> **Quoted passage**:
I don’t have a lot of time right now, so I’m sticking with working, evolvable solutions rather than ideal, incomplete ones.

yubnub

…is an odd thing. I spotted it a while back but didn’t quite take to it at the time. It seemed more quirky than handy. Fast-forward to the present, and it actually seems like a useful little thing. It describes itself as a command line for the web, though the implications for this don’t sink in straightaway.

What converted me, I guess, was a combination of several points:

  1. It is supported with a neat FireFox plugin, so I don’t have to go to the yubnub page. It’s as close as my address bar.
  2. I’m using a more diverse range of web services than I used to. There are more out there and they are more open. This means you can do lots of useful things without navigating through different interfaces.
  3. An bewildering range of existing commands with unlimited possibilities for creating more.

I thought this would be pretty neat, being able to search wikipedia for stuff with ‘wp stuff‘ and google map with ‘gm weoley castle‘. But then I saw that you could do crazy stuff like set a countdown timer with ‘timer 10‘ or generate passwords with ‘passwd‘. Of course, yubnub is only an interface to existing services but its value comes in stripping out the extra crap you’d have to wade through to get there.

ditching hotmail/msn

I remember when I got my first e-mail from a hotmail account. It was in late ‘97 or early ‘98 I believe, and it was from my mate Phil in Budapest. Before then, pretty much every e-mail address I’d seen came from some paid service or institution and was sent using some special mail client. yet here was something that was FREE and could be accessed from any browser. We all thought it was pretty cool. Then microsoft bought it and so on.

There are many technical arguments against hotmail but I’ll just tell you a little of my own experience. Like the time I didn’t check into my account for a while. My account filled up with spam, much of which hotmail actually identified as spam but still counted towards my quota. To release the pressure, it left the built-in spam folder and deleted the contents of other folders, such as the one marked ‘Personal’. The only remains of these is in the occasional print-out. Thanks, hotmail!

> **Task 1**:
According to the blog post, what does yubnub call itself?
> **Task 2**:
List every yubnub command that the blog post names.
> **Task 3**:
Write the next part of the blog post on yubnub and hotmail, starting after its final sentence.

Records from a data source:
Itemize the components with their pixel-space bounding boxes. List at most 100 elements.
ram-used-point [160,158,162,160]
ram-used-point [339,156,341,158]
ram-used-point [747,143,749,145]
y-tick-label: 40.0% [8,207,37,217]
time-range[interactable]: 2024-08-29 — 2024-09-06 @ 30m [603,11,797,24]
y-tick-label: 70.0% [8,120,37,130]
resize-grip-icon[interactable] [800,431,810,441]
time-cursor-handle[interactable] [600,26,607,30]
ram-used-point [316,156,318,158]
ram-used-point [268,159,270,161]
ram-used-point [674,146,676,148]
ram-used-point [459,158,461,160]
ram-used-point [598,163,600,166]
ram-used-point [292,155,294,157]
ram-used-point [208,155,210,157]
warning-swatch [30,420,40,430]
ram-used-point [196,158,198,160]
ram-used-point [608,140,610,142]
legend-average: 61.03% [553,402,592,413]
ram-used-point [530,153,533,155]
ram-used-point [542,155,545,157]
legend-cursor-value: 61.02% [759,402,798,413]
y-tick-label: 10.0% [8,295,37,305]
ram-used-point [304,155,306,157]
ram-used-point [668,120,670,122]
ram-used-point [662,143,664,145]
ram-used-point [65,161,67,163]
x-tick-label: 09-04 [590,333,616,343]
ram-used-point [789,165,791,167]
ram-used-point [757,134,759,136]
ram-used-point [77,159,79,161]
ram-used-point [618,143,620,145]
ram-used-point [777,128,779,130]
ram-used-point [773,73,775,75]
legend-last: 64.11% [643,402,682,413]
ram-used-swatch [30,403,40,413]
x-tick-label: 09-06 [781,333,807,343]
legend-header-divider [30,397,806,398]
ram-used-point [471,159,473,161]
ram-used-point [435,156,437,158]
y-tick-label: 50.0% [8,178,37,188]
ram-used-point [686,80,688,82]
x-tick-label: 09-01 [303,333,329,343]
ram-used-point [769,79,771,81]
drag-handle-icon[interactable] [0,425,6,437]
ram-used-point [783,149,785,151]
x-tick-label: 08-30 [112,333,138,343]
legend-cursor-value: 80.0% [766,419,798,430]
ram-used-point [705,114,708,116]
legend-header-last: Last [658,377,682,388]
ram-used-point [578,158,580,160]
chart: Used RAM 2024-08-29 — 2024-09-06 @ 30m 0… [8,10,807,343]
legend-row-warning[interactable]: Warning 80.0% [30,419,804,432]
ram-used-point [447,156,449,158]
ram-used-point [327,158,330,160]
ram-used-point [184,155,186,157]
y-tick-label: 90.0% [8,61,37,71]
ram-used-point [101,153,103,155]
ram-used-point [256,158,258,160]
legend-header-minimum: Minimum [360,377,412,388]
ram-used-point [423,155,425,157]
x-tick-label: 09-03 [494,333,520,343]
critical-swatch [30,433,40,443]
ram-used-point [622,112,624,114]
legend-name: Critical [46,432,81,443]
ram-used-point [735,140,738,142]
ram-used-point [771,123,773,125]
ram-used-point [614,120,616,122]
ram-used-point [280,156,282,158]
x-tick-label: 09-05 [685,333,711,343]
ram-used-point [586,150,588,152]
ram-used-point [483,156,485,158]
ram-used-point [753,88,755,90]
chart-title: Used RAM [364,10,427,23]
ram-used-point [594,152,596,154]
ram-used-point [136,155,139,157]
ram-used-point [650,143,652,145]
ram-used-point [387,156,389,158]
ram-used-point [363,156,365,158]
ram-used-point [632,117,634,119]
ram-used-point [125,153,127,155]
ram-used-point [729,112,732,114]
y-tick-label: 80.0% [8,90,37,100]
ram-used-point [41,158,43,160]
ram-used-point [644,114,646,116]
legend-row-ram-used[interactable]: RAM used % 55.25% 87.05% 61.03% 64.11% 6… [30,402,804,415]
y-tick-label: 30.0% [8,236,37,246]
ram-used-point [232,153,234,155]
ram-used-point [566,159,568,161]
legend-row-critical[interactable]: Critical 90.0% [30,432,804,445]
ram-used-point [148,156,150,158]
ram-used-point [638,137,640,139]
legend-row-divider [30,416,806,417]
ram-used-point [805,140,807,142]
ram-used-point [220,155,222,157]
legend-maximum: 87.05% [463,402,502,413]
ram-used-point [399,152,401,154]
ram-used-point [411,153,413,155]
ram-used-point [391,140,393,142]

> **Final answer 1**:
A command line for the web.

> **Final answer 2**:
wp, gm, timer, passwd

> **Final answer 3**:
My brother tells me he still has a 2 meg quota on his account. The front page claims either 25 or 250 meg. In any case, this is quite obviously taking the piss and defies logic in the face of falling storage costs and robust competition unless you consider a single explanation:

Hotmail realises that people are only staying with it because it has been made too difficult to leave. Hotmailers either don’t know how crap the service is or they are too lethargic or anxious to make the break.

This frames the hotmail user base as a finite resource to be exploited as vigorously as possible before it finally, inevitably, leaks away. This is why hotmail is pumped full of ads and links to other microsoft services and affiliates with a future. It knows its customers are ready to carry on clearing their inboxes or stumping up for ‘plus’ or ‘premier’.

This ‘lock-in’ is the one crucial issue that you should consider when checking out different e-mail options. Of course, the maximum freedom comes from paying for your own domain name (I use lunarpages) but, short of that, you should look out for a webmail that lets you leave easily by forwarding on your mail. Yahoo will, for a fee, forward mail to another address of your choosing if you go elsewhere. Gmail will do it for free. This means that if I ever decide that, for whatever reason, I take a disliking to gmail I can just go elsewhere with no fuss. This shows extreme confidence on the part of gmail.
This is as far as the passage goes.